Retype exactly and only the lines from the one that contains "Give me a plain-text" through the final line of the data; pictures are left out.
◇ ◇ ◇ ◇ ◇ ◇ ◇
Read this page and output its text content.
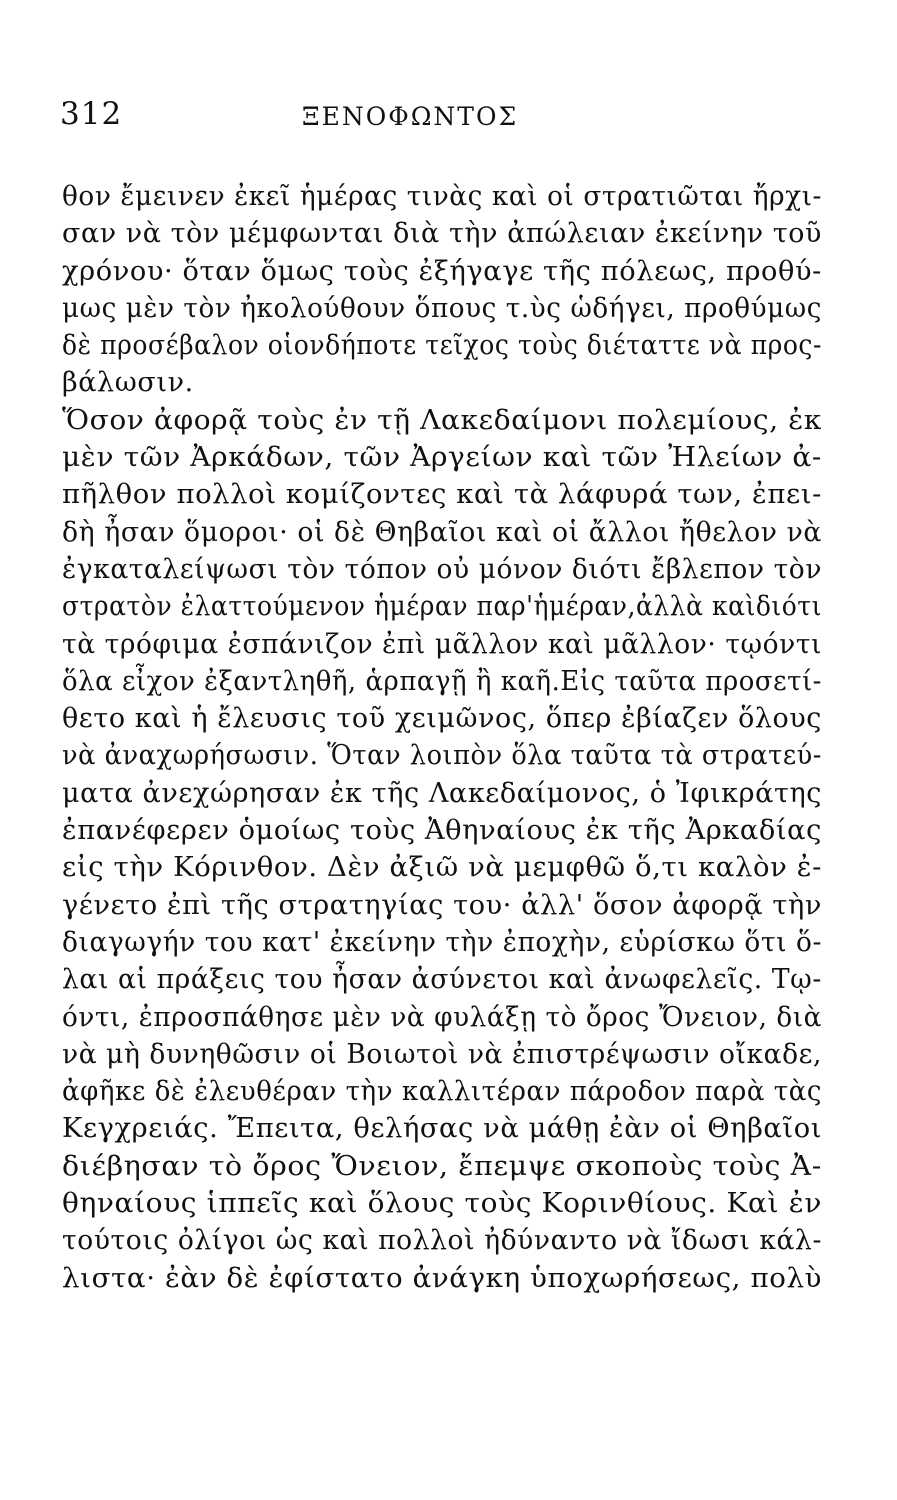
312	ΞΕΝΟΦΩΝΤΟΣ
θον ἔμεινεν ἐκεῖ ἡμέρας τινὰς καὶ οἱ στρατιῶται ἤρχι-
σαν νὰ τὸν μέμφωνται διὰ τὴν ἀπώλειαν ἐκείνην τοῦ
χρόνου· ὅταν ὅμως τοὺς ἐξήγαγε τῆς πόλεως, προθύ-
μως μὲν τὸν ἠκολούθουν ὅπους τ.ὺς ὡδήγει, προθύμως
δὲ προσέβαλον οἱονδήποτε τεῖχος τοὺς διέταττε νὰ προς-
βάλωσιν.
Ὅσον ἀφορᾷ τοὺς ἐν τῇ Λακεδαίμονι πολεμίους, ἐκ
μὲν τῶν Ἀρκάδων, τῶν Ἀργείων καὶ τῶν Ἠλείων ἀ-
πῆλθον πολλοὶ κομίζοντες καὶ τὰ λάφυρά των, ἐπει-
δὴ ἦσαν ὅμοροι· οἱ δὲ Θηβαῖοι καὶ οἱ ἄλλοι ἤθελον νὰ
ἐγκαταλείψωσι τὸν τόπον οὐ μόνον διότι ἔβλεπον τὸν
στρατὸν ἐλαττούμενον ἡμέραν παρ'ἡμέραν,ἀλλὰ καὶδιότι
τὰ τρόφιμα ἐσπάνιζον ἐπὶ μᾶλλον καὶ μᾶλλον· τῳόντι
ὅλα εἶχον ἐξαντληθῆ, ἁρπαγῇ ἢ καῆ.Εἰς ταῦτα προσετί-
θετο καὶ ἡ ἔλευσις τοῦ χειμῶνος, ὅπερ ἐβίαζεν ὅλους
νὰ ἀναχωρήσωσιν. Ὅταν λοιπὸν ὅλα ταῦτα τὰ στρατεύ-
ματα ἀνεχώρησαν ἐκ τῆς Λακεδαίμονος, ὁ Ἰφικράτης
ἐπανέφερεν ὁμοίως τοὺς Ἀθηναίους ἐκ τῆς Ἀρκαδίας
εἰς τὴν Κόρινθον. Δὲν ἀξιῶ νὰ μεμφθῶ ὅ,τι καλὸν ἐ-
γένετο ἐπὶ τῆς στρατηγίας του· ἀλλ' ὅσον ἀφορᾷ τὴν
διαγωγήν του κατ' ἐκείνην τὴν ἐποχὴν, εὑρίσκω ὅτι ὅ-
λαι αἱ πράξεις του ἦσαν ἀσύνετοι καὶ ἀνωφελεῖς. Τῳ-
όντι, ἐπροσπάθησε μὲν νὰ φυλάξῃ τὸ ὄρος Ὄνειον, διὰ
νὰ μὴ δυνηθῶσιν οἱ Βοιωτοὶ νὰ ἐπιστρέψωσιν οἴκαδε,
ἀφῆκε δὲ ἐλευθέραν τὴν καλλιτέραν πάροδον παρὰ τὰς
Κεγχρειάς. Ἔπειτα, θελήσας νὰ μάθῃ ἐὰν οἱ Θηβαῖοι
διέβησαν τὸ ὄρος Ὄνειον, ἔπεμψε σκοποὺς τοὺς Ἀ-
θηναίους ἱππεῖς καὶ ὅλους τοὺς Κορινθίους. Καὶ ἐν
τούτοις ὀλίγοι ὡς καὶ πολλοὶ ἠδύναντο νὰ ἴδωσι κάλ-
λιστα· ἐὰν δὲ ἐφίστατο ἀνάγκη ὑποχωρήσεως, πολὺ
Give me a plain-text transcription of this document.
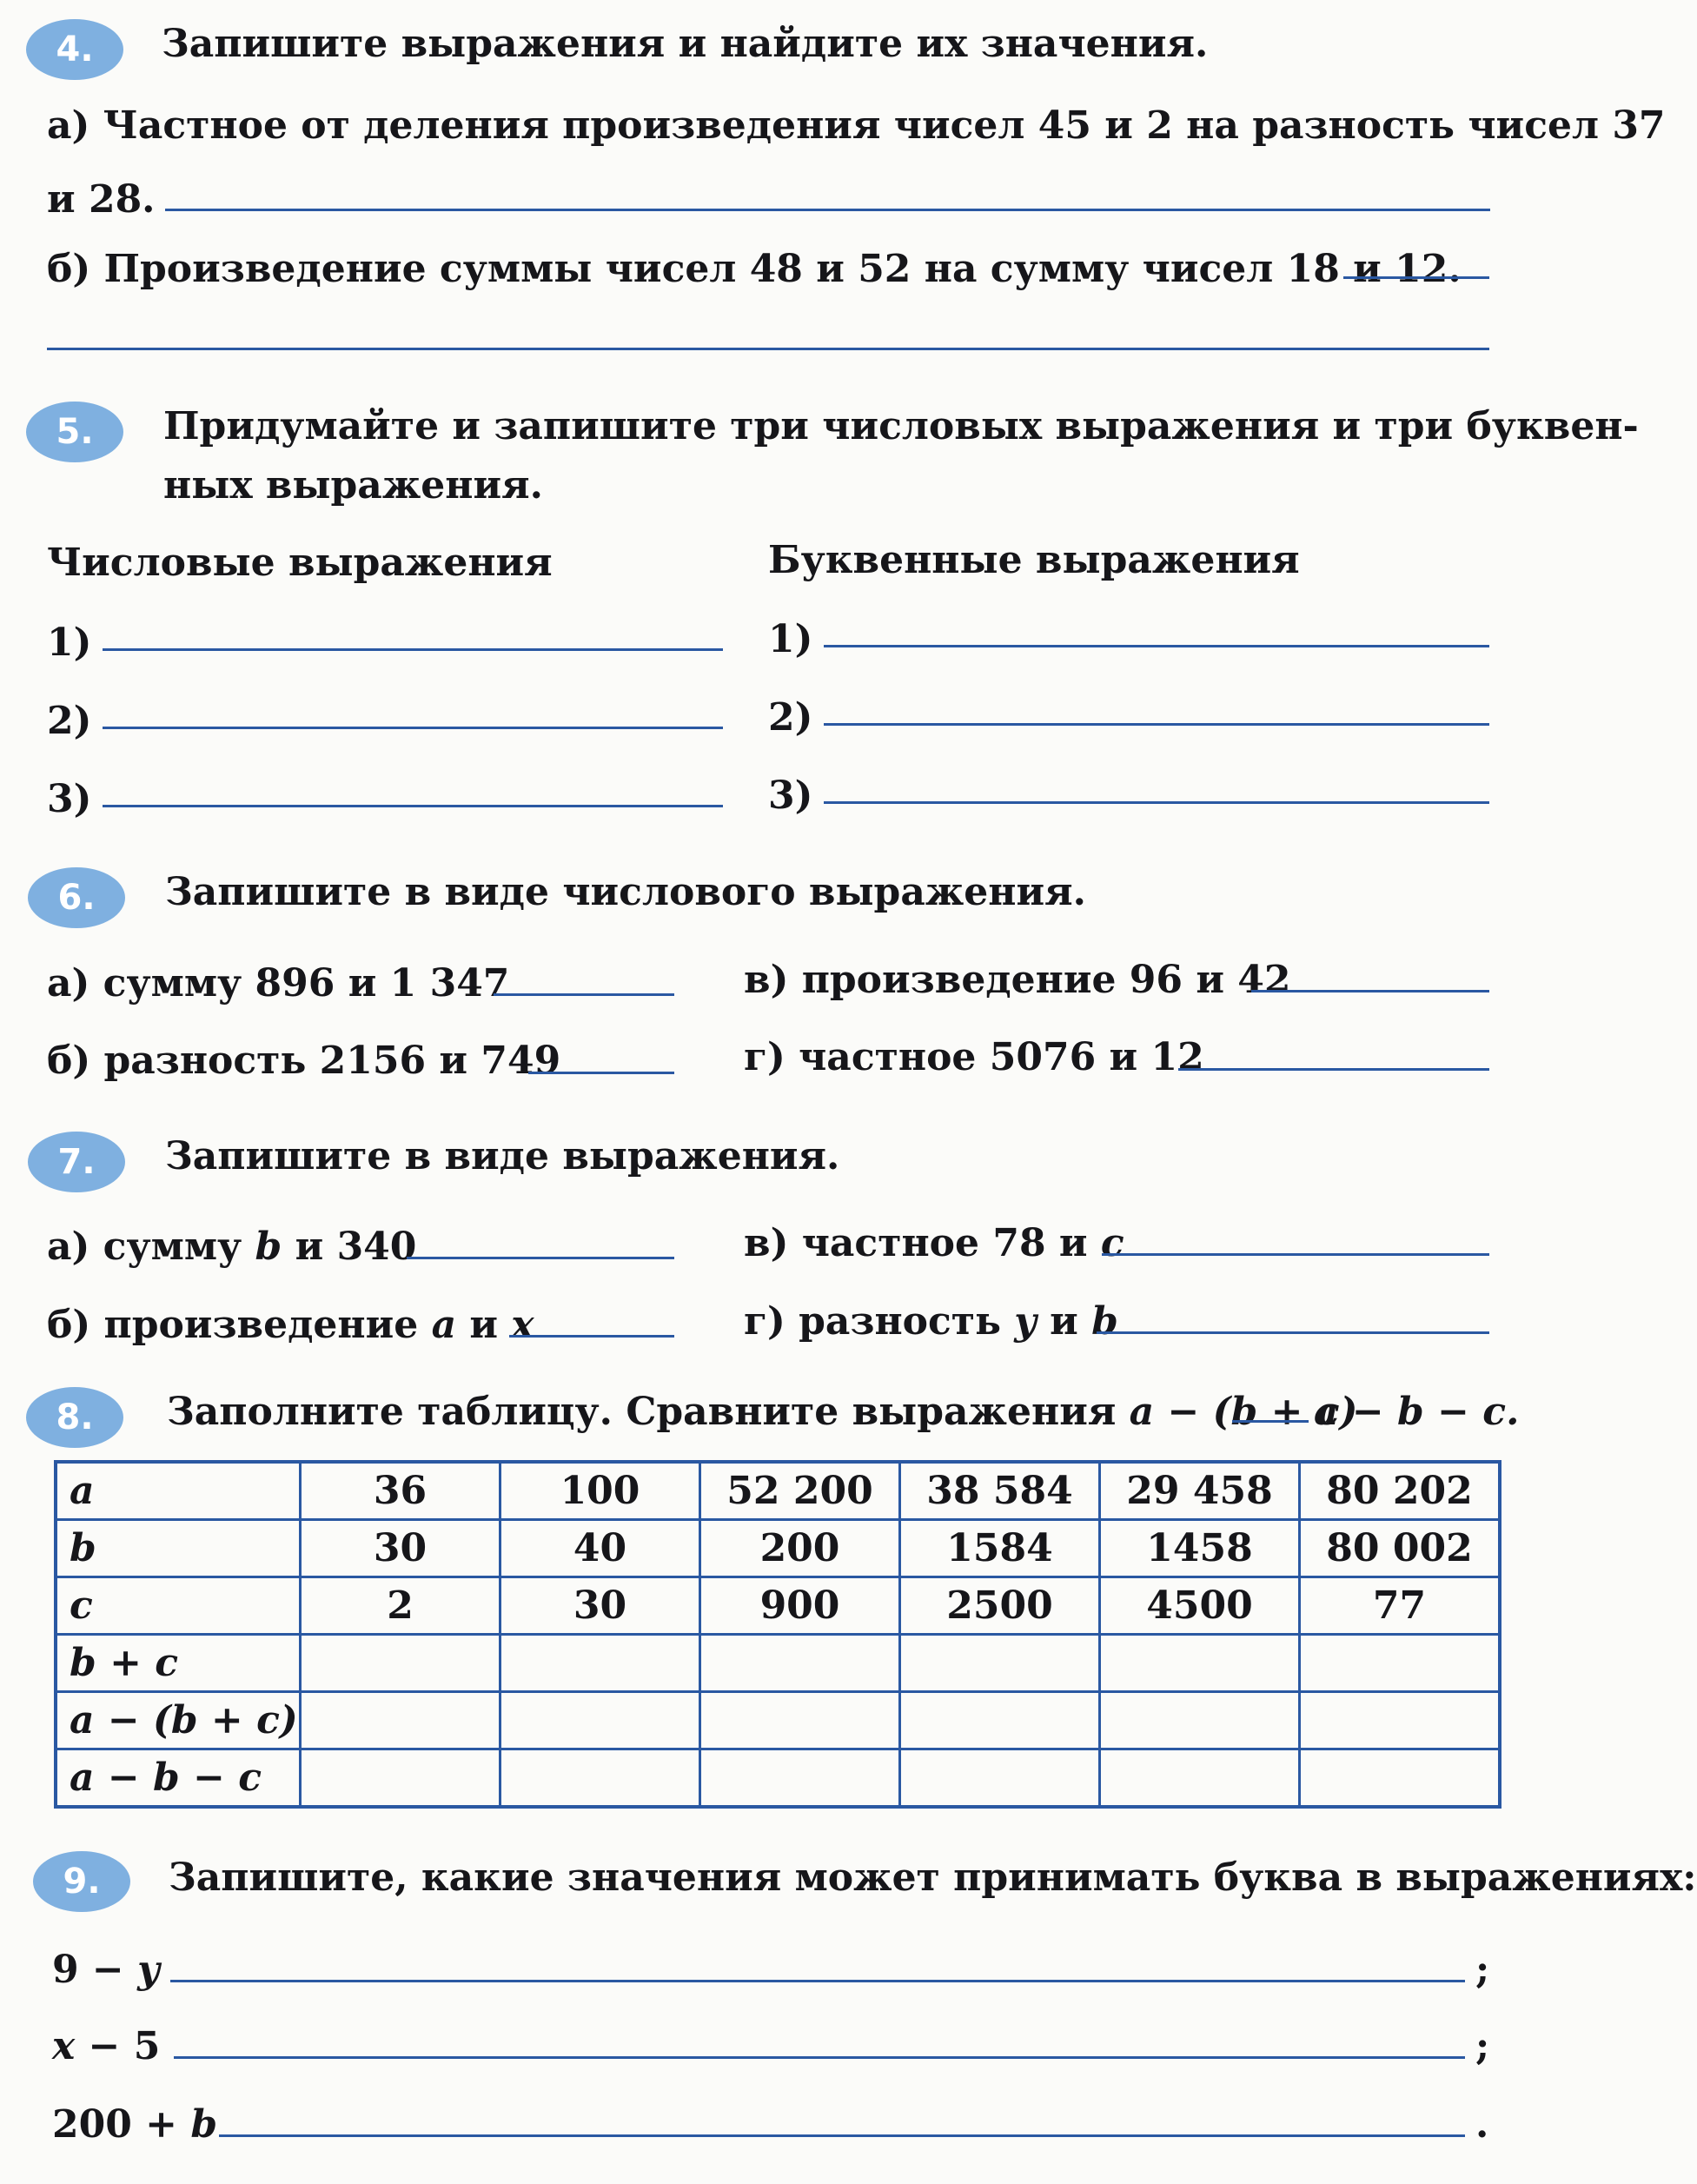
4.	Запишите выражения и найдите их значения.
а) Частное от деления произведения чисел 45 и 2 на разность чисел 37
и 28.
б) Произведение суммы чисел 48 и 52 на сумму чисел 18 и 12.
5.	Придумайте и запишите три числовых выражения и три буквен-
ных выражения.
Числовые выражения	Буквенные выражения
1)
2)
3)
1)
2)
3)
6.	Запишите в виде числового выражения.
а) сумму 896 и 1 347
б) разность 2156 и 749
в) произведение 96 и 42
г) частное 5076 и 12
7.	Запишите в виде выражения.
а) сумму b и 340
б) произведение a и x
в) частное 78 и c
г) разность y и b
8.	Заполните таблицу. Сравните выражения a − (b + c)
a − b − c.
a	36	100	52 200	38 584	29 458	80 202
b	30	40	200	1584	1458	80 002
c	2	30	900	2500	4500	77
b + c						
a − (b + c)						
a − b − c						
9.	Запишите, какие значения может принимать буква в выражениях:
9 − y	;
x − 5	;
200 + b	.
◇ ◇ ◇ ◇ ◇ ◇ ◇
- **Exercise answer**:
Give me a plain-text transcription of this document.
4.	Запишите выражения и найдите их значения.
а) Частное от деления произведения чисел 45 и 2 на разность чисел 37
и 28.
б) Произведение суммы чисел 48 и 52 на сумму чисел 18 и 12.
5.	Придумайте и запишите три числовых выражения и три буквен-
ных выражения.
Числовые выражения	Буквенные выражения
1)
2)
3)
1)
2)
3)
6.	Запишите в виде числового выражения.
а) сумму 896 и 1 347
б) разность 2156 и 749
в) произведение 96 и 42
г) частное 5076 и 12
7.	Запишите в виде выражения.
а) сумму b и 340
б) произведение a и x
в) частное 78 и c
г) разность y и b
8.	Заполните таблицу. Сравните выражения a − (b + c)
a − b − c.
a	36	100	52 200	38 584	29 458	80 202
b	30	40	200	1584	1458	80 002
c	2	30	900	2500	4500	77
b + c						
a − (b + c)						
a − b − c						
9.	Запишите, какие значения может принимать буква в выражениях:
9 − y	;
x − 5	;
200 + b	.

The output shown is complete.